WHAT THE TASK ASKS: From the line containing "Extract the chart's" to the end of the listing, write out every line exactly; leave out everything else.

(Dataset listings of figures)
┌────────

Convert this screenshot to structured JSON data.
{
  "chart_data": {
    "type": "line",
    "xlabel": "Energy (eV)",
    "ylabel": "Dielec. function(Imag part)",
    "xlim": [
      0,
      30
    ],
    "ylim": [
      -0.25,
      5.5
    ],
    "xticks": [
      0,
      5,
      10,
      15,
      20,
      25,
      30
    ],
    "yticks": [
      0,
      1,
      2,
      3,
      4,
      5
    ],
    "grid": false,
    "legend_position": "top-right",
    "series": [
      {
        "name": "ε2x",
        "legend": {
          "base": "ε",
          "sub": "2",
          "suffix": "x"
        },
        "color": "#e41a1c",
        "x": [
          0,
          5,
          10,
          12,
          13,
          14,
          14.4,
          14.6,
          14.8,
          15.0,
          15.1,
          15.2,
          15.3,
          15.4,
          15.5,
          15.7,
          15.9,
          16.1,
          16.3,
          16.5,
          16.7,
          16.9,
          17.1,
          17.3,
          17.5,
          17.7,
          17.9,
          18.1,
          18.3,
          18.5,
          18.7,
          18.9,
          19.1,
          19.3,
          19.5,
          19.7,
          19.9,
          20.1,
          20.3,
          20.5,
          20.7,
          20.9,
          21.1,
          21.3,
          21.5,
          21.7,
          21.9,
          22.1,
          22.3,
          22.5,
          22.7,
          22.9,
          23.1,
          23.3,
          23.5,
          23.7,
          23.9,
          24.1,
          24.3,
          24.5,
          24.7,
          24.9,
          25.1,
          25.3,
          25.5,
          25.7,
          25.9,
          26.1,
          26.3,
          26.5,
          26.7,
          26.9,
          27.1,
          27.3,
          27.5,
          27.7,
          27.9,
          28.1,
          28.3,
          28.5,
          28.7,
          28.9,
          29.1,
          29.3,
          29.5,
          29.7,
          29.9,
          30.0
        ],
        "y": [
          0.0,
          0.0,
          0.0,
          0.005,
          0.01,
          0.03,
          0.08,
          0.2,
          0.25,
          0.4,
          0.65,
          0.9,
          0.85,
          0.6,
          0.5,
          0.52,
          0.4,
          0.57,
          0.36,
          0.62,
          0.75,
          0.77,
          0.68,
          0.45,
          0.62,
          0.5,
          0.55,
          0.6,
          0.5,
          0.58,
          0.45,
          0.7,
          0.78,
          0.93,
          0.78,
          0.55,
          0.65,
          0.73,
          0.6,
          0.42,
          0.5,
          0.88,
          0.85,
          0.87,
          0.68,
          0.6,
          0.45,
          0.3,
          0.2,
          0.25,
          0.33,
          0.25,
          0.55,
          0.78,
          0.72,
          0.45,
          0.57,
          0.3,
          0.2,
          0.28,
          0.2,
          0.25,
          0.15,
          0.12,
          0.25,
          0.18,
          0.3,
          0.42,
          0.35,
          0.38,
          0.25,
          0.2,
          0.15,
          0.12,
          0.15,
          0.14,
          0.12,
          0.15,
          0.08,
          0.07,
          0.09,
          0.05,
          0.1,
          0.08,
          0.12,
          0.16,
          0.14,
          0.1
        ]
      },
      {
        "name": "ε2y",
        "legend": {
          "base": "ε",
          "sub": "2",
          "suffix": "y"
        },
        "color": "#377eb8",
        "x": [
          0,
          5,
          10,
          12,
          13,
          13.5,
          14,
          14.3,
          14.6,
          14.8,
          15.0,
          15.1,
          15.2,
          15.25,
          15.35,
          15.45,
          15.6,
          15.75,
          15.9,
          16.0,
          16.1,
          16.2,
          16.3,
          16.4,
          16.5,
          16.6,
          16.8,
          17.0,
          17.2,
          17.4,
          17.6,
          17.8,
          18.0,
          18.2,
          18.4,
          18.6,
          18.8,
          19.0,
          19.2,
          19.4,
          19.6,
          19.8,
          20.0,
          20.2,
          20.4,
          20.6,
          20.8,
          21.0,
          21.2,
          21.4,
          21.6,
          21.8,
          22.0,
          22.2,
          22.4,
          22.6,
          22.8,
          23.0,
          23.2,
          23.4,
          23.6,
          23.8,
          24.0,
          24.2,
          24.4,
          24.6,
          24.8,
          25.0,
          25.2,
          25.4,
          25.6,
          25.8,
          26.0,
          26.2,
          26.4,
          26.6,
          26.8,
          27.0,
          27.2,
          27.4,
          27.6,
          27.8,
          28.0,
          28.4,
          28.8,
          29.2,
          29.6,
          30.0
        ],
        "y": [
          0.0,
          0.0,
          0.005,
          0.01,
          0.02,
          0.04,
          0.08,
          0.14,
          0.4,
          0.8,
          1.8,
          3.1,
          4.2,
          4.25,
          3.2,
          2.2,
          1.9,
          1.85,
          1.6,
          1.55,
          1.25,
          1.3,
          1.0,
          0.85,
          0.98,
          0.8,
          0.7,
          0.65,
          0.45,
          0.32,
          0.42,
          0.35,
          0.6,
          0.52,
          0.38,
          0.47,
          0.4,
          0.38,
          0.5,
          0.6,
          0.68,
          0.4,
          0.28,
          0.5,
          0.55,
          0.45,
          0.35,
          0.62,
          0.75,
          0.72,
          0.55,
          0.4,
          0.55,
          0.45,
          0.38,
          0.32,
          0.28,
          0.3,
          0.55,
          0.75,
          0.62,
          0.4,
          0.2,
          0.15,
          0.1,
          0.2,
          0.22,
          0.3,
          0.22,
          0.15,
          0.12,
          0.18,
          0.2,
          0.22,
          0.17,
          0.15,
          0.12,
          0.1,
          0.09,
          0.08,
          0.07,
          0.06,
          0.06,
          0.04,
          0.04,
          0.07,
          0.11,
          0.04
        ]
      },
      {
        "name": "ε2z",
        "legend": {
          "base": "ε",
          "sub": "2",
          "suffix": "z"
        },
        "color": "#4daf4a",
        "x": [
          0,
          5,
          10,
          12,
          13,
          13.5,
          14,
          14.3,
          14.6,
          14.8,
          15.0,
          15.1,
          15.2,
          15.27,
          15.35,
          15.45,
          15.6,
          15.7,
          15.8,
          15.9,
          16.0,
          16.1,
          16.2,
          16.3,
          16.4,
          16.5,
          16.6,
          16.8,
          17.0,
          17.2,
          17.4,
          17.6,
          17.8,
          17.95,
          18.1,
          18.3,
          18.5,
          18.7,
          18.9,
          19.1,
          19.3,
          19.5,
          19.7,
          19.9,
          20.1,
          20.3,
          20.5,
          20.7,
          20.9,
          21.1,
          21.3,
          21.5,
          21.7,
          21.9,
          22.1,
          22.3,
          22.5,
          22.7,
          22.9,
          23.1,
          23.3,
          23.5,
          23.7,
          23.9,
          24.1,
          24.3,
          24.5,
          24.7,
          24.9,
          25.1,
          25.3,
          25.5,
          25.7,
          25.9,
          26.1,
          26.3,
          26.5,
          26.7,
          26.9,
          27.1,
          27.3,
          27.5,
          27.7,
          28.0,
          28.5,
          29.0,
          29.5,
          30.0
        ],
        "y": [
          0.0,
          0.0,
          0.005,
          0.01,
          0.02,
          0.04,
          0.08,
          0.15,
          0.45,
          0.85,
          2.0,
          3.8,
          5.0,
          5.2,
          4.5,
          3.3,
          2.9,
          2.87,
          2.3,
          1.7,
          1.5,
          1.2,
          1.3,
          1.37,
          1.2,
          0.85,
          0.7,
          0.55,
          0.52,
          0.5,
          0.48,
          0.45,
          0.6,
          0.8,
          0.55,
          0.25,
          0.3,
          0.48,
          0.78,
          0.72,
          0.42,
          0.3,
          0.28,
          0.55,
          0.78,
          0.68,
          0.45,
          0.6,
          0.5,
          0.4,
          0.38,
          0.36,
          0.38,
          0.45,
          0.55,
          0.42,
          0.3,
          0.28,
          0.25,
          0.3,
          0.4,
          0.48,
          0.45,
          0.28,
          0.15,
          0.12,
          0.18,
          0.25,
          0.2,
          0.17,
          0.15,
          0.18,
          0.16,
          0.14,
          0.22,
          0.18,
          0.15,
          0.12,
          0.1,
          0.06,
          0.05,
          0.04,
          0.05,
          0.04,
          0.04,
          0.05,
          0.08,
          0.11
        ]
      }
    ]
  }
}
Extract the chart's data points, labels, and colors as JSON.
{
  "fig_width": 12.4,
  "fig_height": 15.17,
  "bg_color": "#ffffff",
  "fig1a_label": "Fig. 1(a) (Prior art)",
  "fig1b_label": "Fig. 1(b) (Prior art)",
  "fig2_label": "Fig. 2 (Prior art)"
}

└────────

EXERCISE ANSWER:
Extract the chart's data points, labels, and colors as JSON.
{
  "fig_width": 12.4,
  "fig_height": 15.17,
  "bg_color": "#ffffff",
  "fig1a_label": "Fig. 1(a) (Prior art)",
  "fig1b_label": "Fig. 1(b) (Prior art)",
  "fig2_label": "Fig. 2 (Prior art)"
}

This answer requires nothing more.